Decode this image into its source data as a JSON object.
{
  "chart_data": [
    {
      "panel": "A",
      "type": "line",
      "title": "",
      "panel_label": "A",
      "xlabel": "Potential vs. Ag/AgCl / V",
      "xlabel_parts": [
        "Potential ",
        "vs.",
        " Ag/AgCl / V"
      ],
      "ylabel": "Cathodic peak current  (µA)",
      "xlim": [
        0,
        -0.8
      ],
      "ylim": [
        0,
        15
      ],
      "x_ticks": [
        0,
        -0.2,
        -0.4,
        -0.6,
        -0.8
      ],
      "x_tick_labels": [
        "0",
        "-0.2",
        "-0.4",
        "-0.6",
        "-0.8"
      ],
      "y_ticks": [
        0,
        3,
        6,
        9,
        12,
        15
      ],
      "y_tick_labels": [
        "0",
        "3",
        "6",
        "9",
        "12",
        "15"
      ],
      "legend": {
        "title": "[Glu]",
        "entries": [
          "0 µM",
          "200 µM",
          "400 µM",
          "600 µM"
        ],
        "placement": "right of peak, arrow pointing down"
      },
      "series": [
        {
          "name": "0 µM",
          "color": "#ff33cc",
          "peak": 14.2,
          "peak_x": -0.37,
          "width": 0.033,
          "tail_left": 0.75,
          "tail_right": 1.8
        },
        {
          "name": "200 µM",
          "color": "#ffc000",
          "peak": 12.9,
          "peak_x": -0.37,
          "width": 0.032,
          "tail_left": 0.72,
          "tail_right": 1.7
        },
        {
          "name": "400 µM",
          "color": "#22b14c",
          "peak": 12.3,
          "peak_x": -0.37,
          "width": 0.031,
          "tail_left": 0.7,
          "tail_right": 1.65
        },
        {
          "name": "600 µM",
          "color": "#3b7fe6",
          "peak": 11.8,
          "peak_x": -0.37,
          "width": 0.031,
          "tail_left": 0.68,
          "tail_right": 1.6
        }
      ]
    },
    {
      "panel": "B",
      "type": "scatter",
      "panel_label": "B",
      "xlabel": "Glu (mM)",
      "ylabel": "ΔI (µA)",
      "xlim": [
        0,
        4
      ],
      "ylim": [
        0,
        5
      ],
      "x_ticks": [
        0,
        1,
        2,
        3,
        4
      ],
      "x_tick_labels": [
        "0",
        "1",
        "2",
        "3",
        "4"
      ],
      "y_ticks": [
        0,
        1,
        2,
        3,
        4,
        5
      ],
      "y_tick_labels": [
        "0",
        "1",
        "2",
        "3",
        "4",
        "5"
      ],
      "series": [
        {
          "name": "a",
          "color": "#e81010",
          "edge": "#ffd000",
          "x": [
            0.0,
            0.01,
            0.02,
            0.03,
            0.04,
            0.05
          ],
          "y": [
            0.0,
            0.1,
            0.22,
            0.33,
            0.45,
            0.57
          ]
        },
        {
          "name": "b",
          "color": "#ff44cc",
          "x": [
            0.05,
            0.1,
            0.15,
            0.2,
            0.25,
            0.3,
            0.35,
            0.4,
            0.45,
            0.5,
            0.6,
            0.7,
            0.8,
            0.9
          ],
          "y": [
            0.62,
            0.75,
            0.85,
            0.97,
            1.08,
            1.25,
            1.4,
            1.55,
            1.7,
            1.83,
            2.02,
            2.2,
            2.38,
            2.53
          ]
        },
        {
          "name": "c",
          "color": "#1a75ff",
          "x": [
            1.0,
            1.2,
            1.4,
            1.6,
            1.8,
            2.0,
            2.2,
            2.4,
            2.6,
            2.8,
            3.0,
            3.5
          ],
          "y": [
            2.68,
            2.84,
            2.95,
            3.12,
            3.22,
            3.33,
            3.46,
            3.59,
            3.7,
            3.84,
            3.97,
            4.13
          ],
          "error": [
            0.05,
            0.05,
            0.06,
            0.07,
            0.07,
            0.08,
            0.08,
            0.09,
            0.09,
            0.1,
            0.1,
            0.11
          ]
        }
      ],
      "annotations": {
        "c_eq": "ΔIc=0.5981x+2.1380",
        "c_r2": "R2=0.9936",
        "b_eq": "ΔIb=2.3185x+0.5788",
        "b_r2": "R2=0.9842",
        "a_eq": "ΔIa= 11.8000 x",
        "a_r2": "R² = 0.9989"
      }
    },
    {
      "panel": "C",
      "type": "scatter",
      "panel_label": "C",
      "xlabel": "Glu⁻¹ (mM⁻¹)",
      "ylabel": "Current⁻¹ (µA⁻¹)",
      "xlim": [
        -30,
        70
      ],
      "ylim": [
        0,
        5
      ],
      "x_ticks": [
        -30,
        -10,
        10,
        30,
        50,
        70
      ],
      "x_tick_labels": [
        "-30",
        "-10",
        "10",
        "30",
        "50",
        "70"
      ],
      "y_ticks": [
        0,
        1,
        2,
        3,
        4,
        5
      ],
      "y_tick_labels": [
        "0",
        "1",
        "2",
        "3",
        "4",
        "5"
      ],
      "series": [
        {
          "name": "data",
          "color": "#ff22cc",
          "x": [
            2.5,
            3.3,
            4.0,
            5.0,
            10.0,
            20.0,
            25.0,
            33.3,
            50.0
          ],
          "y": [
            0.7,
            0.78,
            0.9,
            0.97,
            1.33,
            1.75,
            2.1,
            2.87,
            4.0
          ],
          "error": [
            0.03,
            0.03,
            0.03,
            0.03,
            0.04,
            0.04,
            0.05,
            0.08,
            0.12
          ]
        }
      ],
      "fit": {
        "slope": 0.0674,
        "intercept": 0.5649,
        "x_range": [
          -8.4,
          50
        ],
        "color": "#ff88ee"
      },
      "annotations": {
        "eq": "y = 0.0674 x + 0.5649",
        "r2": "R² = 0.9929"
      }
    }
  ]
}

■ **REQUEST**: Without omitting anything, output the entries exactly.

■ **ANSWER**:
Decode this image into its source data as a JSON object.
{
  "chart_data": [
    {
      "panel": "A",
      "type": "line",
      "title": "",
      "panel_label": "A",
      "xlabel": "Potential vs. Ag/AgCl / V",
      "xlabel_parts": [
        "Potential ",
        "vs.",
        " Ag/AgCl / V"
      ],
      "ylabel": "Cathodic peak current  (µA)",
      "xlim": [
        0,
        -0.8
      ],
      "ylim": [
        0,
        15
      ],
      "x_ticks": [
        0,
        -0.2,
        -0.4,
        -0.6,
        -0.8
      ],
      "x_tick_labels": [
        "0",
        "-0.2",
        "-0.4",
        "-0.6",
        "-0.8"
      ],
      "y_ticks": [
        0,
        3,
        6,
        9,
        12,
        15
      ],
      "y_tick_labels": [
        "0",
        "3",
        "6",
        "9",
        "12",
        "15"
      ],
      "legend": {
        "title": "[Glu]",
        "entries": [
          "0 µM",
          "200 µM",
          "400 µM",
          "600 µM"
        ],
        "placement": "right of peak, arrow pointing down"
      },
      "series": [
        {
          "name": "0 µM",
          "color": "#ff33cc",
          "peak": 14.2,
          "peak_x": -0.37,
          "width": 0.033,
          "tail_left": 0.75,
          "tail_right": 1.8
        },
        {
          "name": "200 µM",
          "color": "#ffc000",
          "peak": 12.9,
          "peak_x": -0.37,
          "width": 0.032,
          "tail_left": 0.72,
          "tail_right": 1.7
        },
        {
          "name": "400 µM",
          "color": "#22b14c",
          "peak": 12.3,
          "peak_x": -0.37,
          "width": 0.031,
          "tail_left": 0.7,
          "tail_right": 1.65
        },
        {
          "name": "600 µM",
          "color": "#3b7fe6",
          "peak": 11.8,
          "peak_x": -0.37,
          "width": 0.031,
          "tail_left": 0.68,
          "tail_right": 1.6
        }
      ]
    },
    {
      "panel": "B",
      "type": "scatter",
      "panel_label": "B",
      "xlabel": "Glu (mM)",
      "ylabel": "ΔI (µA)",
      "xlim": [
        0,
        4
      ],
      "ylim": [
        0,
        5
      ],
      "x_ticks": [
        0,
        1,
        2,
        3,
        4
      ],
      "x_tick_labels": [
        "0",
        "1",
        "2",
        "3",
        "4"
      ],
      "y_ticks": [
        0,
        1,
        2,
        3,
        4,
        5
      ],
      "y_tick_labels": [
        "0",
        "1",
        "2",
        "3",
        "4",
        "5"
      ],
      "series": [
        {
          "name": "a",
          "color": "#e81010",
          "edge": "#ffd000",
          "x": [
            0.0,
            0.01,
            0.02,
            0.03,
            0.04,
            0.05
          ],
          "y": [
            0.0,
            0.1,
            0.22,
            0.33,
            0.45,
            0.57
          ]
        },
        {
          "name": "b",
          "color": "#ff44cc",
          "x": [
            0.05,
            0.1,
            0.15,
            0.2,
            0.25,
            0.3,
            0.35,
            0.4,
            0.45,
            0.5,
            0.6,
            0.7,
            0.8,
            0.9
          ],
          "y": [
            0.62,
            0.75,
            0.85,
            0.97,
            1.08,
            1.25,
            1.4,
            1.55,
            1.7,
            1.83,
            2.02,
            2.2,
            2.38,
            2.53
          ]
        },
        {
          "name": "c",
          "color": "#1a75ff",
          "x": [
            1.0,
            1.2,
            1.4,
            1.6,
            1.8,
            2.0,
            2.2,
            2.4,
            2.6,
            2.8,
            3.0,
            3.5
          ],
          "y": [
            2.68,
            2.84,
            2.95,
            3.12,
            3.22,
            3.33,
            3.46,
            3.59,
            3.7,
            3.84,
            3.97,
            4.13
          ],
          "error": [
            0.05,
            0.05,
            0.06,
            0.07,
            0.07,
            0.08,
            0.08,
            0.09,
            0.09,
            0.1,
            0.1,
            0.11
          ]
        }
      ],
      "annotations": {
        "c_eq": "ΔIc=0.5981x+2.1380",
        "c_r2": "R2=0.9936",
        "b_eq": "ΔIb=2.3185x+0.5788",
        "b_r2": "R2=0.9842",
        "a_eq": "ΔIa= 11.8000 x",
        "a_r2": "R² = 0.9989"
      }
    },
    {
      "panel": "C",
      "type": "scatter",
      "panel_label": "C",
      "xlabel": "Glu⁻¹ (mM⁻¹)",
      "ylabel": "Current⁻¹ (µA⁻¹)",
      "xlim": [
        -30,
        70
      ],
      "ylim": [
        0,
        5
      ],
      "x_ticks": [
        -30,
        -10,
        10,
        30,
        50,
        70
      ],
      "x_tick_labels": [
        "-30",
        "-10",
        "10",
        "30",
        "50",
        "70"
      ],
      "y_ticks": [
        0,
        1,
        2,
        3,
        4,
        5
      ],
      "y_tick_labels": [
        "0",
        "1",
        "2",
        "3",
        "4",
        "5"
      ],
      "series": [
        {
          "name": "data",
          "color": "#ff22cc",
          "x": [
            2.5,
            3.3,
            4.0,
            5.0,
            10.0,
            20.0,
            25.0,
            33.3,
            50.0
          ],
          "y": [
            0.7,
            0.78,
            0.9,
            0.97,
            1.33,
            1.75,
            2.1,
            2.87,
            4.0
          ],
          "error": [
            0.03,
            0.03,
            0.03,
            0.03,
            0.04,
            0.04,
            0.05,
            0.08,
            0.12
          ]
        }
      ],
      "fit": {
        "slope": 0.0674,
        "intercept": 0.5649,
        "x_range": [
          -8.4,
          50
        ],
        "color": "#ff88ee"
      },
      "annotations": {
        "eq": "y = 0.0674 x + 0.5649",
        "r2": "R² = 0.9929"
      }
    }
  ]
}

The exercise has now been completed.